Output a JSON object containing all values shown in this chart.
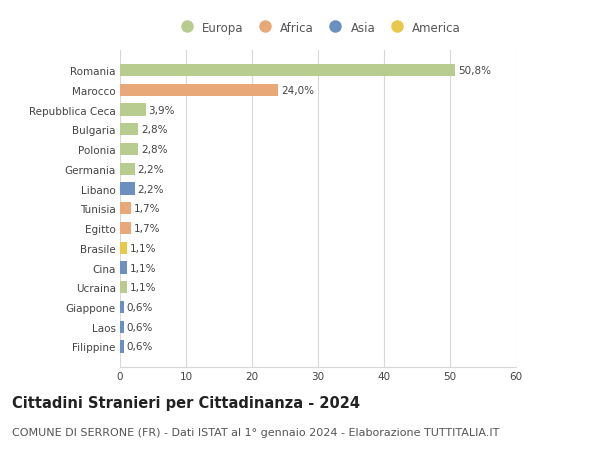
{
  "categories": [
    "Filippine",
    "Laos",
    "Giappone",
    "Ucraina",
    "Cina",
    "Brasile",
    "Egitto",
    "Tunisia",
    "Libano",
    "Germania",
    "Polonia",
    "Bulgaria",
    "Repubblica Ceca",
    "Marocco",
    "Romania"
  ],
  "values": [
    0.6,
    0.6,
    0.6,
    1.1,
    1.1,
    1.1,
    1.7,
    1.7,
    2.2,
    2.2,
    2.8,
    2.8,
    3.9,
    24.0,
    50.8
  ],
  "labels": [
    "0,6%",
    "0,6%",
    "0,6%",
    "1,1%",
    "1,1%",
    "1,1%",
    "1,7%",
    "1,7%",
    "2,2%",
    "2,2%",
    "2,8%",
    "2,8%",
    "3,9%",
    "24,0%",
    "50,8%"
  ],
  "colors": [
    "#6b8fbf",
    "#6b8fbf",
    "#6b8fbf",
    "#b8cc90",
    "#6b8fbf",
    "#e8c84a",
    "#e8a878",
    "#e8a878",
    "#6b8fbf",
    "#b8cc90",
    "#b8cc90",
    "#b8cc90",
    "#b8cc90",
    "#e8a878",
    "#b8cc90"
  ],
  "legend_labels": [
    "Europa",
    "Africa",
    "Asia",
    "America"
  ],
  "legend_colors": [
    "#b8cc90",
    "#e8a878",
    "#6b8fbf",
    "#e8c84a"
  ],
  "title": "Cittadini Stranieri per Cittadinanza - 2024",
  "subtitle": "COMUNE DI SERRONE (FR) - Dati ISTAT al 1° gennaio 2024 - Elaborazione TUTTITALIA.IT",
  "xlim": [
    0,
    60
  ],
  "xticks": [
    0,
    10,
    20,
    30,
    40,
    50,
    60
  ],
  "background_color": "#ffffff",
  "grid_color": "#d8d8d8",
  "bar_height": 0.62,
  "title_fontsize": 10.5,
  "subtitle_fontsize": 8,
  "label_fontsize": 7.5,
  "tick_fontsize": 7.5,
  "legend_fontsize": 8.5
}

Objective.
List each line of the entries that holds the string "values".

Solution to this problem.
Output a JSON object containing all values shown in this chart.
  "values": [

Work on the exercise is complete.